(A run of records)
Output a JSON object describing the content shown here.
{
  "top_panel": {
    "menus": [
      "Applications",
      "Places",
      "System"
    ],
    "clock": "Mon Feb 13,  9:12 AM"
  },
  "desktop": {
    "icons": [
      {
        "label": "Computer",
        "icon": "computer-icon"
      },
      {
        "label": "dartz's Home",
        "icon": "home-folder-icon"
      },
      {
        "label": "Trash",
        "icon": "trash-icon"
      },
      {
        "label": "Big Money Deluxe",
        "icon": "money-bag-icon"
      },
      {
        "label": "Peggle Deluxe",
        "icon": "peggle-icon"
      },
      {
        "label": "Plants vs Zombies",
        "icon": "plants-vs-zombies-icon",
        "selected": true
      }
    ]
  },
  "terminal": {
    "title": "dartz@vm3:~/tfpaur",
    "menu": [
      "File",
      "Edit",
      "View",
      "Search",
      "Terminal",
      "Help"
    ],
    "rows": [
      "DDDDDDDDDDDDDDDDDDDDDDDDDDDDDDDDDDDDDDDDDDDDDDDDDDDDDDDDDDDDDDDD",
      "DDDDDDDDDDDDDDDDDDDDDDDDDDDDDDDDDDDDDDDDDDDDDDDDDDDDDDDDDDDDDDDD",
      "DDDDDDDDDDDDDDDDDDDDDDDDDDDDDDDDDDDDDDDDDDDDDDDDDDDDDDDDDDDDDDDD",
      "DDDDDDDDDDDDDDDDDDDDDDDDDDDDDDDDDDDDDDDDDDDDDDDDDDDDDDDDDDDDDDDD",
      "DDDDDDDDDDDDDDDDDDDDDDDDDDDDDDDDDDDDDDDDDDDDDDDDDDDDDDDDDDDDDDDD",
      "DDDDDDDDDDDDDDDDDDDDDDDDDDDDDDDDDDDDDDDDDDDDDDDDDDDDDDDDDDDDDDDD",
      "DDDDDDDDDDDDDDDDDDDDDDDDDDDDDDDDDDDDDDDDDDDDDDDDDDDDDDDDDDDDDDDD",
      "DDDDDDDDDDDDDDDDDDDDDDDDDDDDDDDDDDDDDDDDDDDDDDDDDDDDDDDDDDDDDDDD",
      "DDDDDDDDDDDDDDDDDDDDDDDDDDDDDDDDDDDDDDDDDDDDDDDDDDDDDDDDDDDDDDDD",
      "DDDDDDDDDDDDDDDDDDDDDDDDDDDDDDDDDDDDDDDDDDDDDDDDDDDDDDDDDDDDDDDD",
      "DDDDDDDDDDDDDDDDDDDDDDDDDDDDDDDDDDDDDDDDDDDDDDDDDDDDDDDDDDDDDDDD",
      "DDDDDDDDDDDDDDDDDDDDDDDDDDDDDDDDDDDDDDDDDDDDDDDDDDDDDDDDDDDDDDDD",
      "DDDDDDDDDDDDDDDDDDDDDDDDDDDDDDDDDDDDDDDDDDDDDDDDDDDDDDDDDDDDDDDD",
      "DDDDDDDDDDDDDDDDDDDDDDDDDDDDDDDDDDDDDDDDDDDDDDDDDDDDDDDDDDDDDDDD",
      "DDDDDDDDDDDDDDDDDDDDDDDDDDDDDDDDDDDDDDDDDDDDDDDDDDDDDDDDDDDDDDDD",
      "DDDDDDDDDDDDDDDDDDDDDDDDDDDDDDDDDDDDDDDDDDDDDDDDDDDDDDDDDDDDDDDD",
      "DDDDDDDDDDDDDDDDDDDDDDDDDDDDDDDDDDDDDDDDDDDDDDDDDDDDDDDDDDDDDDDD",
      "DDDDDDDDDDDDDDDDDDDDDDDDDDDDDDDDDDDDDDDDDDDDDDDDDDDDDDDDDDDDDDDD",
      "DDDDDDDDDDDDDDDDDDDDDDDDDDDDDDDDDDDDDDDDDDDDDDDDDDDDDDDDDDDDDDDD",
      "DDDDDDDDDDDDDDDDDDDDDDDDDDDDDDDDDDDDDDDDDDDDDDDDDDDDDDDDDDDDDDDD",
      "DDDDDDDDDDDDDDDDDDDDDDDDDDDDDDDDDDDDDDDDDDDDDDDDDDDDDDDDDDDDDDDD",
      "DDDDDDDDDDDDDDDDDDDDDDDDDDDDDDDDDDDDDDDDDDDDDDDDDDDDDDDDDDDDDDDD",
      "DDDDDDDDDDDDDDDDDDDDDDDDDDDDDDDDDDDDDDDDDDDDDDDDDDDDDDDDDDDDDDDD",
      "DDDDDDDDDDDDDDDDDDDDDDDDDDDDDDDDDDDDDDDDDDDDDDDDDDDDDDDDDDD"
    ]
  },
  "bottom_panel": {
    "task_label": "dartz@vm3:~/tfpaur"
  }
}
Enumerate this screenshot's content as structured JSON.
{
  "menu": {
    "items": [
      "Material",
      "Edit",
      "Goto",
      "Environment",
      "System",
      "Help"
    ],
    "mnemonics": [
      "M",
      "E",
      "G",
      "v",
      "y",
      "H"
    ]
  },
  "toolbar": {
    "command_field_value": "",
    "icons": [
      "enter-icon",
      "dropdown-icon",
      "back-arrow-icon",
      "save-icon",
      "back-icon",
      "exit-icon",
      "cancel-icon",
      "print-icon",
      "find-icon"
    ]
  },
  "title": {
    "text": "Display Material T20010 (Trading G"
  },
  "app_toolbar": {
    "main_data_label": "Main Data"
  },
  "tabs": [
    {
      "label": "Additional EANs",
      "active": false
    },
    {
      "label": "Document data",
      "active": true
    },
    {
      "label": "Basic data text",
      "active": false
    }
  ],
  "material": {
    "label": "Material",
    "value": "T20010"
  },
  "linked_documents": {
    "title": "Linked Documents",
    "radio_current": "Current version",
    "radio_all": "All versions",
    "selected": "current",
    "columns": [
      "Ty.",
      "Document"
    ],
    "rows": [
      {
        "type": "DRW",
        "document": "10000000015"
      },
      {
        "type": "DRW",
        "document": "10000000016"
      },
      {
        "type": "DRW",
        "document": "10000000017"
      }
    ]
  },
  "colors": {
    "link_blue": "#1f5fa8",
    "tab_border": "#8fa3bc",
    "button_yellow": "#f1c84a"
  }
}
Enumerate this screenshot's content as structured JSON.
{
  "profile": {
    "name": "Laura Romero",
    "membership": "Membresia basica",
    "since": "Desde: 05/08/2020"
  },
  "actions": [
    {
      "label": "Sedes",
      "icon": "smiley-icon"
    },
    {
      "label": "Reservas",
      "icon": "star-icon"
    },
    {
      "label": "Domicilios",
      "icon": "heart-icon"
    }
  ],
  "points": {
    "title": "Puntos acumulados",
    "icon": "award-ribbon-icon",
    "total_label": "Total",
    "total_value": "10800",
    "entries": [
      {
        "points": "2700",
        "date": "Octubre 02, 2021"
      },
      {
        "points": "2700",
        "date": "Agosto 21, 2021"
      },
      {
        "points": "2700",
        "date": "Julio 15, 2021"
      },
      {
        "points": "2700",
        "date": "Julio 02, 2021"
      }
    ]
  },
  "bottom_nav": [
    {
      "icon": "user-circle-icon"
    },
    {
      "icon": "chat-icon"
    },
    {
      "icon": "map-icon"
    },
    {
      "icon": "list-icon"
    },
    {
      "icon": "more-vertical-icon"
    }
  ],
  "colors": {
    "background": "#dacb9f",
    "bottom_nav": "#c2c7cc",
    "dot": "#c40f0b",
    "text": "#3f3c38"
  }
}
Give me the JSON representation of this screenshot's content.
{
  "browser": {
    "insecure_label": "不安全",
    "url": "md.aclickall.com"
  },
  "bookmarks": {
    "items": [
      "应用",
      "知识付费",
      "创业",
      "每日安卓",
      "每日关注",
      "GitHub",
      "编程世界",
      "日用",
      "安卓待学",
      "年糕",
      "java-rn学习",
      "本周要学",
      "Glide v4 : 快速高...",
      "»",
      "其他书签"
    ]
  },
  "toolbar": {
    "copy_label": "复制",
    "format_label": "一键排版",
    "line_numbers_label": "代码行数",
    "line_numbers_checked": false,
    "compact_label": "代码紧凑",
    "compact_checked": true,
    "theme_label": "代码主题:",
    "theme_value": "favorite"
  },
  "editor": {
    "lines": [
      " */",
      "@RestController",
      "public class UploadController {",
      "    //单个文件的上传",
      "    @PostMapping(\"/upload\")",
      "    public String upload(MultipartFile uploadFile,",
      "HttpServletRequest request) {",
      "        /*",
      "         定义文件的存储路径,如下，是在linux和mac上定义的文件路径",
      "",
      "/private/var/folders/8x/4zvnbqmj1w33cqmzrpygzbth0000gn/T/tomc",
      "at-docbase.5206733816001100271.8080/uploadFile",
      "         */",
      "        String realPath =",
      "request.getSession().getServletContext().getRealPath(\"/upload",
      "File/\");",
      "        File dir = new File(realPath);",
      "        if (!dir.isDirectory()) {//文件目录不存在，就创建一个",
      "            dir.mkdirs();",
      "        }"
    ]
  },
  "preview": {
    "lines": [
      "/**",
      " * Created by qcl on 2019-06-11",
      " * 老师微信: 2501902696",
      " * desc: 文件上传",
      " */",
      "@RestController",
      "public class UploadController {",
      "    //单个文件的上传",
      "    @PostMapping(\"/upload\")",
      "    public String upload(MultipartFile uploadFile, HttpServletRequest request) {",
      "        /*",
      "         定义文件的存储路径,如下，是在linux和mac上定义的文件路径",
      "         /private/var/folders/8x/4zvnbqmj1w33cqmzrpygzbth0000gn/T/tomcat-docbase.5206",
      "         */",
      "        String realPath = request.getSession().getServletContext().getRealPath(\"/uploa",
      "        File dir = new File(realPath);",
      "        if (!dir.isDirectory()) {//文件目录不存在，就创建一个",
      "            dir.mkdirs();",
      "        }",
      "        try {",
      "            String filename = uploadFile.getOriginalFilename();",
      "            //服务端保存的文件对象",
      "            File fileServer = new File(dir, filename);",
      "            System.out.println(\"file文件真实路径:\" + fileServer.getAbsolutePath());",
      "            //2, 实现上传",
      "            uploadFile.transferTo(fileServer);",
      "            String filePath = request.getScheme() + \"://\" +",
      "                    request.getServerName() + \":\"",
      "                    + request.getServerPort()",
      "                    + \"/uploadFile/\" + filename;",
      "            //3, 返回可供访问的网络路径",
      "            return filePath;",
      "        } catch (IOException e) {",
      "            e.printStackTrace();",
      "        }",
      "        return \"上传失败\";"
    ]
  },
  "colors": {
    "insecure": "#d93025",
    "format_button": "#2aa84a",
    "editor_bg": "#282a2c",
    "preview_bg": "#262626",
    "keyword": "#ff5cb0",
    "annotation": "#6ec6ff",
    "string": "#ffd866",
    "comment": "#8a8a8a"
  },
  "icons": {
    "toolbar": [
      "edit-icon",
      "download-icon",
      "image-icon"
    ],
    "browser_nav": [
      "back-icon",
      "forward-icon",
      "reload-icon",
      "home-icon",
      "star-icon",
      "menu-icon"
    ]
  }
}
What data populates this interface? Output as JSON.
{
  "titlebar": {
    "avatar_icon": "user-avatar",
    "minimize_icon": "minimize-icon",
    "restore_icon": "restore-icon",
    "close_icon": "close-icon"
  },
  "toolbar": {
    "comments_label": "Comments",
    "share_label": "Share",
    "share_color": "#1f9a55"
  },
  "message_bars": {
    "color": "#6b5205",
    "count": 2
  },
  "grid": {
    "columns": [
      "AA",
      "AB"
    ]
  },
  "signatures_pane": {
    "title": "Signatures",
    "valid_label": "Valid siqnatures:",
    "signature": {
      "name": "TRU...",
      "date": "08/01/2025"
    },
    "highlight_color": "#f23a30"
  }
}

→ **To do**
Tally the lines that hold the string "folders" and state the total, nothing more.

→ **Solution for this exercise**
2